Set task — List each line holding the string "that".

Dataset excerpts —
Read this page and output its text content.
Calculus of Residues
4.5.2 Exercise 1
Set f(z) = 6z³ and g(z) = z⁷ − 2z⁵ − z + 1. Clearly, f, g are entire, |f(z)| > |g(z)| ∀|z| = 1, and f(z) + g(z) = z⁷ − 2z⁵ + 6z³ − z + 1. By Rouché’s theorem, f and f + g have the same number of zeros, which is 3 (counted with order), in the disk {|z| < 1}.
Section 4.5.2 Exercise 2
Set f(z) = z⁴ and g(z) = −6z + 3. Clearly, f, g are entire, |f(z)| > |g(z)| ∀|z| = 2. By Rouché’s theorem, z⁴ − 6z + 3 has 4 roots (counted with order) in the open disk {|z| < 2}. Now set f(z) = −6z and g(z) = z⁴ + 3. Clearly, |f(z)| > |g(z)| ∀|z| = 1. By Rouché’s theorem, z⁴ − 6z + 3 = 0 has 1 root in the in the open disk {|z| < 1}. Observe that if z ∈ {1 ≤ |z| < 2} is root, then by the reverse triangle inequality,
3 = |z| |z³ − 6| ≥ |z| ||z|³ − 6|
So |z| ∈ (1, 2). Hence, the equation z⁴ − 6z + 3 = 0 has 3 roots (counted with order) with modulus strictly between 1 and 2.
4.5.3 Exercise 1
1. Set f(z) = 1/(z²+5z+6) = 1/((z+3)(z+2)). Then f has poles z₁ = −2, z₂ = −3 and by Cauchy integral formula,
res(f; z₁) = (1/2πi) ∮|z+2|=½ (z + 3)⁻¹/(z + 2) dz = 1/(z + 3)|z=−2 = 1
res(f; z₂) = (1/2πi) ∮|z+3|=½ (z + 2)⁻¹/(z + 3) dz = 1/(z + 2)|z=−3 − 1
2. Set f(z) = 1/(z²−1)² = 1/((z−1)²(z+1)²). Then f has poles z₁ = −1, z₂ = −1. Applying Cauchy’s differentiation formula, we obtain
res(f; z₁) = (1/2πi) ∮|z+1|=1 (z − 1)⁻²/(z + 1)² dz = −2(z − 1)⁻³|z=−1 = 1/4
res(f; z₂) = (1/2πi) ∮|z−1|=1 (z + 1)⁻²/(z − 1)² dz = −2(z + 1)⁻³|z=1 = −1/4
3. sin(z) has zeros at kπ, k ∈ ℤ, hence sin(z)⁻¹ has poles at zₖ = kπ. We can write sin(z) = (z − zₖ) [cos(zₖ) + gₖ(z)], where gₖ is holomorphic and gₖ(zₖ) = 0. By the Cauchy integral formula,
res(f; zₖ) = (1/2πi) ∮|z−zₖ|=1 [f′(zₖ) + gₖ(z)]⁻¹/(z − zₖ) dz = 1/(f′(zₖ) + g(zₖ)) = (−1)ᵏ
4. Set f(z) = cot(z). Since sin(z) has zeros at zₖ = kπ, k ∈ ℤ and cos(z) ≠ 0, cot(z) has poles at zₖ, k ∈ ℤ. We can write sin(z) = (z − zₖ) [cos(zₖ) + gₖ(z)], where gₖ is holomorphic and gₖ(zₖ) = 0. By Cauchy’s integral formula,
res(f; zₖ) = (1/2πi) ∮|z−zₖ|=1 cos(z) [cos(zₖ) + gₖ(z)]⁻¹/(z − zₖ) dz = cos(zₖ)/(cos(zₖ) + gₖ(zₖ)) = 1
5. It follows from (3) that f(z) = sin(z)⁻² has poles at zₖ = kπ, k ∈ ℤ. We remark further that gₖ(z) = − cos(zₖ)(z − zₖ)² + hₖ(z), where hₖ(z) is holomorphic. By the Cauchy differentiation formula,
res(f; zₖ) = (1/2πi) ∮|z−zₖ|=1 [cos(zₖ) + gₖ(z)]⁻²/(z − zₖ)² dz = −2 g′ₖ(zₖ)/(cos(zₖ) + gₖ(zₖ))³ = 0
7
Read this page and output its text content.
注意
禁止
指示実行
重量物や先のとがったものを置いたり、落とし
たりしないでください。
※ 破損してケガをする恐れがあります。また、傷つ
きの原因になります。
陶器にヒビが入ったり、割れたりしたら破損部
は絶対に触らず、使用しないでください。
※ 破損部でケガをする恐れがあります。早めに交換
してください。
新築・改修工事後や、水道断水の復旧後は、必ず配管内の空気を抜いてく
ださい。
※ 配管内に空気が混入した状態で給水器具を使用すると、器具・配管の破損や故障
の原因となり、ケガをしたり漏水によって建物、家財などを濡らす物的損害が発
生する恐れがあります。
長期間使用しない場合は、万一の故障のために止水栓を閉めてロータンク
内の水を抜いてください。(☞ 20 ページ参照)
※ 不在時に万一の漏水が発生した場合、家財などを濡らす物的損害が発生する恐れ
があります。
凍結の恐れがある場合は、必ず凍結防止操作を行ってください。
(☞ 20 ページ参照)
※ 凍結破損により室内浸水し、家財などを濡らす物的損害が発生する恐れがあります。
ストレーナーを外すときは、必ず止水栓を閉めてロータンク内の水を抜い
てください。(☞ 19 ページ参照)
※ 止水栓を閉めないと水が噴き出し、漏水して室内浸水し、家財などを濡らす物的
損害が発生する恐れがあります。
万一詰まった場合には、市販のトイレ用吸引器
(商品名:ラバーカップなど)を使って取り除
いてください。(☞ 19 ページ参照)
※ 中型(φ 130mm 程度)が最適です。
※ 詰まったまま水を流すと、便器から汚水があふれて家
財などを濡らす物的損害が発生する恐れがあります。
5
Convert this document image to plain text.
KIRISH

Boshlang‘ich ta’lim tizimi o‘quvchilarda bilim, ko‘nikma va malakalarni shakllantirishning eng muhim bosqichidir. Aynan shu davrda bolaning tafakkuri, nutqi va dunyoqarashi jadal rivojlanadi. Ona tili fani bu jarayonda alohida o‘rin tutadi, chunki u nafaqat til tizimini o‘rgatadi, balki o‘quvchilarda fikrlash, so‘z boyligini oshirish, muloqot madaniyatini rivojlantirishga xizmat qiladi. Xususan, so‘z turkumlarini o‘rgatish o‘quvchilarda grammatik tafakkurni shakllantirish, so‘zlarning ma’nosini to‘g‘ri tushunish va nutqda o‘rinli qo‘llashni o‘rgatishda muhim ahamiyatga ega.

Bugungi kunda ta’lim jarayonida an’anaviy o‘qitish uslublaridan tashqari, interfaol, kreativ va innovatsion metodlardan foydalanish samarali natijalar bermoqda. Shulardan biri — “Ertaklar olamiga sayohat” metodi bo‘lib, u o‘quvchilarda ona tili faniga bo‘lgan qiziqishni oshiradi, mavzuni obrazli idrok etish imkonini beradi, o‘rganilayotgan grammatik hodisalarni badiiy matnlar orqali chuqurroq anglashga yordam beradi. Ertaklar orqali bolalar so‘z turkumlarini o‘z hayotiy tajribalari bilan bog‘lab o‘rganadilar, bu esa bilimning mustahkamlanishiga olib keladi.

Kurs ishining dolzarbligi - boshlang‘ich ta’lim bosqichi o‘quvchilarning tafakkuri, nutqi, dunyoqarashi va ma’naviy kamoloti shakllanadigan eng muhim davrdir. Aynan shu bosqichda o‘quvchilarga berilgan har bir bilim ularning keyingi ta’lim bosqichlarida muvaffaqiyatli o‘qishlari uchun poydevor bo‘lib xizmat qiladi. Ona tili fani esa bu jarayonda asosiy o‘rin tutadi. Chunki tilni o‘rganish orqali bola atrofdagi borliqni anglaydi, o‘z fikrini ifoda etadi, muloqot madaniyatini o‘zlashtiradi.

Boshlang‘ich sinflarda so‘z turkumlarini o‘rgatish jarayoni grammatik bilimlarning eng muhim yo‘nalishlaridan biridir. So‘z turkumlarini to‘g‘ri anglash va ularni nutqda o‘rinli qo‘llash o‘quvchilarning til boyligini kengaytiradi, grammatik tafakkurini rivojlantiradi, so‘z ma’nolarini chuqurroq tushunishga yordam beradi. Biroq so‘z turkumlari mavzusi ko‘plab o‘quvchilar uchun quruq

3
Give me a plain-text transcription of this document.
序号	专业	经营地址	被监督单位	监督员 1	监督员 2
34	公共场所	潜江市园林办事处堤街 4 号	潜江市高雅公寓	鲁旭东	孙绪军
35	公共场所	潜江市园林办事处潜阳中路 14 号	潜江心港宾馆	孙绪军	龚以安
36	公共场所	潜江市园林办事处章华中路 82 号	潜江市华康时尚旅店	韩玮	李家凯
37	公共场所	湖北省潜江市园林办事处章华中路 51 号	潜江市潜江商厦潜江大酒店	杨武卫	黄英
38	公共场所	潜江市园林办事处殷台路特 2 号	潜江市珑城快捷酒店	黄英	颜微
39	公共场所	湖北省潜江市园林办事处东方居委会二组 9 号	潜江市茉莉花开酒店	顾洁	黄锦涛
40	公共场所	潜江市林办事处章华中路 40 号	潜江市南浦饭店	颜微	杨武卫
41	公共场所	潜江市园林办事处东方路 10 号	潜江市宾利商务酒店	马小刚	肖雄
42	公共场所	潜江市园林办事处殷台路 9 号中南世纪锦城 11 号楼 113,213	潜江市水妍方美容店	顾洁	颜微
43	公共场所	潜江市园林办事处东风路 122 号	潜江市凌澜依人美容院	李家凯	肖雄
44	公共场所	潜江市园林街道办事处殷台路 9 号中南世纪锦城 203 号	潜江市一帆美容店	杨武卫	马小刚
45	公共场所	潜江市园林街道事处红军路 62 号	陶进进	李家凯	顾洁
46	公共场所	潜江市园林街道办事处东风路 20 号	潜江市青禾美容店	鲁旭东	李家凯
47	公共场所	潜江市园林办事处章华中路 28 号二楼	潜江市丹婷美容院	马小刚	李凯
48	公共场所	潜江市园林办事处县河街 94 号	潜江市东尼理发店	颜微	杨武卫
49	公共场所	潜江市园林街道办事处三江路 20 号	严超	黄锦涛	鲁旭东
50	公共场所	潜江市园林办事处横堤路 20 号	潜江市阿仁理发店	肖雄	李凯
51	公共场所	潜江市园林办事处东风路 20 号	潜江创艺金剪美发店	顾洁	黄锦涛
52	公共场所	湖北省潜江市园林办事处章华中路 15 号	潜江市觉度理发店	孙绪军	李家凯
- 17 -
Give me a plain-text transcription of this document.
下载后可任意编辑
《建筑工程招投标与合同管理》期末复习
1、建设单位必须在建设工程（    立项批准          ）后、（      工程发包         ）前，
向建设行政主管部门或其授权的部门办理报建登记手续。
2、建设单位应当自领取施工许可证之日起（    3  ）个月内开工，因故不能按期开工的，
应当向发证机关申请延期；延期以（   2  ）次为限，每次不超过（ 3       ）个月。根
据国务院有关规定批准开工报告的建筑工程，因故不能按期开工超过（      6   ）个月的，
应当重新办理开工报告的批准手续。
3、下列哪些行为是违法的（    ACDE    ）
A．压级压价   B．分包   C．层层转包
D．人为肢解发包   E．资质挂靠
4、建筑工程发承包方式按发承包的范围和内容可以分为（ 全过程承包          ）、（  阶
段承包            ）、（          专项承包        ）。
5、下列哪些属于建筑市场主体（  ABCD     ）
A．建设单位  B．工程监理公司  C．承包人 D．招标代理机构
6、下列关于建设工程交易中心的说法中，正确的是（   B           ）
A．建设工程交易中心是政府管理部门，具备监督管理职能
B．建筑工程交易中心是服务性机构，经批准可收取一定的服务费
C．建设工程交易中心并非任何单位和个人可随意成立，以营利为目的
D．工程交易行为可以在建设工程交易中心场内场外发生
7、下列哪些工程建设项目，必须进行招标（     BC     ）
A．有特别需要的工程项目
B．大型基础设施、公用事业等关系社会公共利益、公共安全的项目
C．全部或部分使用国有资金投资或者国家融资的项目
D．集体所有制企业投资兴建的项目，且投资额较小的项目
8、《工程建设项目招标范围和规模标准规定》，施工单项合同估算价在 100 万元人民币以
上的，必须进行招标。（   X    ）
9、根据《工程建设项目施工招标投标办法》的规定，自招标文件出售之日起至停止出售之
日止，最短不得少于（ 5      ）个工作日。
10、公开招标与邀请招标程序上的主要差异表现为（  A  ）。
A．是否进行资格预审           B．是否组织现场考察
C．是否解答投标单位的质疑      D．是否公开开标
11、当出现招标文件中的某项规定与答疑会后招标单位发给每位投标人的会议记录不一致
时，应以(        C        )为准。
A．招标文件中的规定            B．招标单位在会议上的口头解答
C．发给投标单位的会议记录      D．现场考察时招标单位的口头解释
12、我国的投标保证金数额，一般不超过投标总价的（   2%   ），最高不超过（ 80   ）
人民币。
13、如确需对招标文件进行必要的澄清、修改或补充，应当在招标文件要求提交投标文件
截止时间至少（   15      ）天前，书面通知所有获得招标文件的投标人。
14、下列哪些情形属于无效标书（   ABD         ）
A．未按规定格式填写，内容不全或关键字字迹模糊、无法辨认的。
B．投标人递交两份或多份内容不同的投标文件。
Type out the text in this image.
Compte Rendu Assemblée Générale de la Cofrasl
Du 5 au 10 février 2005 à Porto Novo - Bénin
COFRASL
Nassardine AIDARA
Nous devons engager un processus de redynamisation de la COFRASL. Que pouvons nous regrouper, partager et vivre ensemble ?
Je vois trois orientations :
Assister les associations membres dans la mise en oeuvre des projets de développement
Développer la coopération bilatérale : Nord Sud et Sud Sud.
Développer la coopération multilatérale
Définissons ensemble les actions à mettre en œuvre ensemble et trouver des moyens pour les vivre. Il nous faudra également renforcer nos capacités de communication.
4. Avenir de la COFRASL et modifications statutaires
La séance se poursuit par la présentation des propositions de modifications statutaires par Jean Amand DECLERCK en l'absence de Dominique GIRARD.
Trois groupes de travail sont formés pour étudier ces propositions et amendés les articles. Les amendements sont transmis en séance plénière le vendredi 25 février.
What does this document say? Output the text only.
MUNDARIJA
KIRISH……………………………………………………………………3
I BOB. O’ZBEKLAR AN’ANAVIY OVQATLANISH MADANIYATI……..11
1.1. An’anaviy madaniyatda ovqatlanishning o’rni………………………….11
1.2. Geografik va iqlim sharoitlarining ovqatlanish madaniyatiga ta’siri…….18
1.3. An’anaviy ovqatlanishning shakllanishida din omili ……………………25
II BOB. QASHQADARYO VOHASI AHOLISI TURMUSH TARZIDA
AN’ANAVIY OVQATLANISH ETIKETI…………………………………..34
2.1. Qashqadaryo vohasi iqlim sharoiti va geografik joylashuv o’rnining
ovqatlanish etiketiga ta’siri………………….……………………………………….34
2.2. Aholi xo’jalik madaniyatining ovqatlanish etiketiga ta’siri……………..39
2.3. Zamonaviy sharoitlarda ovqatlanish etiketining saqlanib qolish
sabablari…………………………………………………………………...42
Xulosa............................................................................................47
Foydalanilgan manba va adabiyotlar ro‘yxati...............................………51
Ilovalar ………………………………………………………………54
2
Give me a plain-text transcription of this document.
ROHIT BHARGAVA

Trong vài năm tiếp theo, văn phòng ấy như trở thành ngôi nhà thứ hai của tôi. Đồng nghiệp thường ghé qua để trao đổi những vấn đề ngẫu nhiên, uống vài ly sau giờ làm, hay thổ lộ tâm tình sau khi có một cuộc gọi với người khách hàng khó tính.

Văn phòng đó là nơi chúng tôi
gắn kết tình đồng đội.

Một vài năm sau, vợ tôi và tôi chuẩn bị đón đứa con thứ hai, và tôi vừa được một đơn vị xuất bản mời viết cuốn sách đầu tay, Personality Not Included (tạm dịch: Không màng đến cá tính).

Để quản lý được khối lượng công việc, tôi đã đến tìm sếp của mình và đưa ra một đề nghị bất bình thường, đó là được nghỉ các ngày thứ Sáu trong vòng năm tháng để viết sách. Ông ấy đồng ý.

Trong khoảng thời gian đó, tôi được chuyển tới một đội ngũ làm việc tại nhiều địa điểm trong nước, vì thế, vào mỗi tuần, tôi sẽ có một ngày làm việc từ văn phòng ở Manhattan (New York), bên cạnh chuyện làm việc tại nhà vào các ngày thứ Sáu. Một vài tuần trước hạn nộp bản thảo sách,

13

Exercise result —
Set f(z) = z⁴ and g(z) = −6z + 3. Clearly, f, g are entire, |f(z)| > |g(z)| ∀|z| = 2. By Rouché’s theorem, z⁴ − 6z + 3 has 4 roots (counted with order) in the open disk {|z| < 2}. Now set f(z) = −6z and g(z) = z⁴ + 3. Clearly, |f(z)| > |g(z)| ∀|z| = 1. By Rouché’s theorem, z⁴ − 6z + 3 = 0 has 1 root in the in the open disk {|z| < 1}. Observe that if z ∈ {1 ≤ |z| < 2} is root, then by the reverse triangle inequality,
5. It follows from (3) that f(z) = sin(z)⁻² has poles at zₖ = kπ, k ∈ ℤ. We remark further that gₖ(z) = − cos(zₖ)(z − zₖ)² + hₖ(z), where hₖ(z) is holomorphic. By the Cauchy differentiation formula,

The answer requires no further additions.